● **DO THIS**
From the listing below, extract every line in which the word "commendation" appears.

● **DATA IN THIS EXERCISE**
⁂
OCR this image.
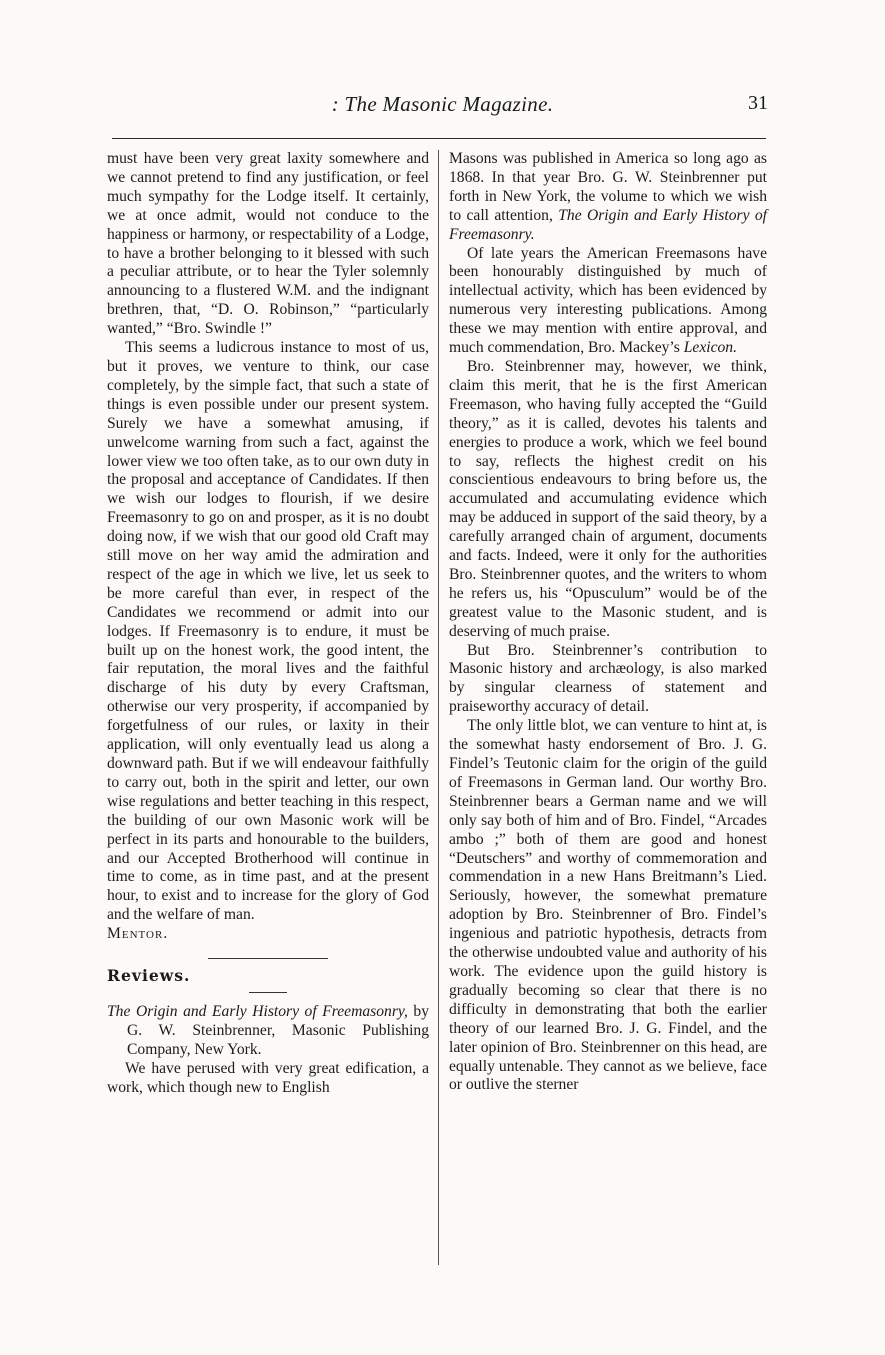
: The Masonic Magazine.	31

must have been very great laxity somewhere and we cannot pretend to find any justification, or feel much sympathy for the Lodge itself. It certainly, we at once admit, would not conduce to the happiness or harmony, or respectability of a Lodge, to have a brother belonging to it blessed with such a peculiar attribute, or to hear the Tyler solemnly announcing to a flustered W.M. and the indignant brethren, that, “D. O. Robinson,” “particularly wanted,” “Bro. Swindle !”

This seems a ludicrous instance to most of us, but it proves, we venture to think, our case completely, by the simple fact, that such a state of things is even possible under our present system. Surely we have a somewhat amusing, if unwelcome warning from such a fact, against the lower view we too often take, as to our own duty in the proposal and acceptance of Candidates. If then we wish our lodges to flourish, if we desire Freemasonry to go on and prosper, as it is no doubt doing now, if we wish that our good old Craft may still move on her way amid the admiration and respect of the age in which we live, let us seek to be more careful than ever, in respect of the Candidates we recommend or admit into our lodges. If Freemasonry is to endure, it must be built up on the honest work, the good intent, the fair reputation, the moral lives and the faithful discharge of his duty by every Craftsman, otherwise our very prosperity, if accompanied by forgetfulness of our rules, or laxity in their application, will only eventually lead us along a downward path. But if we will endeavour faithfully to carry out, both in the spirit and letter, our own wise regulations and better teaching in this respect, the building of our own Masonic work will be perfect in its parts and honourable to the builders, and our Accepted Brotherhood will continue in time to come, as in time past, and at the present hour, to exist and to increase for the glory of God and the welfare of man.

Mentor.

Reviews.

The Origin and Early History of Freemasonry, by G. W. Steinbrenner, Masonic Publishing Company, New York.

We have perused with very great edification, a work, which though new to English

Masons was published in America so long ago as 1868. In that year Bro. G. W. Steinbrenner put forth in New York, the volume to which we wish to call attention, The Origin and Early History of Freemasonry.

Of late years the American Freemasons have been honourably distinguished by much of intellectual activity, which has been evidenced by numerous very interesting publications. Among these we may mention with entire approval, and much commendation, Bro. Mackey’s Lexicon.

Bro. Steinbrenner may, however, we think, claim this merit, that he is the first American Freemason, who having fully accepted the “Guild theory,” as it is called, devotes his talents and energies to produce a work, which we feel bound to say, reflects the highest credit on his conscientious endeavours to bring before us, the accumulated and accumulating evidence which may be adduced in support of the said theory, by a carefully arranged chain of argument, documents and facts. Indeed, were it only for the authorities Bro. Steinbrenner quotes, and the writers to whom he refers us, his “Opusculum” would be of the greatest value to the Masonic student, and is deserving of much praise.

But Bro. Steinbrenner’s contribution to Masonic history and archæology, is also marked by singular clearness of statement and praiseworthy accuracy of detail.

The only little blot, we can venture to hint at, is the somewhat hasty endorsement of Bro. J. G. Findel’s Teutonic claim for the origin of the guild of Freemasons in German land. Our worthy Bro. Steinbrenner bears a German name and we will only say both of him and of Bro. Findel, “Arcades ambo ;” both of them are good and honest “Deutschers” and worthy of commemoration and commendation in a new Hans Breitmann’s Lied. Seriously, however, the somewhat premature adoption by Bro. Steinbrenner of Bro. Findel’s ingenious and patriotic hypothesis, detracts from the otherwise undoubted value and authority of his work. The evidence upon the guild history is gradually becoming so clear that there is no difficulty in demonstrating that both the earlier theory of our learned Bro. J. G. Findel, and the later opinion of Bro. Steinbrenner on this head, are equally untenable. They cannot as we believe, face or outlive the sterner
⁂
● **RESPONSE TO THIS TASK**
Of late years the American Freemasons have been honourably distinguished by much of intellectual activity, which has been evidenced by numerous very interesting publications. Among these we may mention with entire approval, and much commendation, Bro. Mackey’s Lexicon.
The only little blot, we can venture to hint at, is the somewhat hasty endorsement of Bro. J. G. Findel’s Teutonic claim for the origin of the guild of Freemasons in German land. Our worthy Bro. Steinbrenner bears a German name and we will only say both of him and of Bro. Findel, “Arcades ambo ;” both of them are good and honest “Deutschers” and worthy of commemoration and commendation in a new Hans Breitmann’s Lied. Seriously, however, the somewhat premature adoption by Bro. Steinbrenner of Bro. Findel’s ingenious and patriotic hypothesis, detracts from the otherwise undoubted value and authority of his work. The evidence upon the guild history is gradually becoming so clear that there is no difficulty in demonstrating that both the earlier theory of our learned Bro. J. G. Findel, and the later opinion of Bro. Steinbrenner on this head, are equally untenable. They cannot as we believe, face or outlive the sterner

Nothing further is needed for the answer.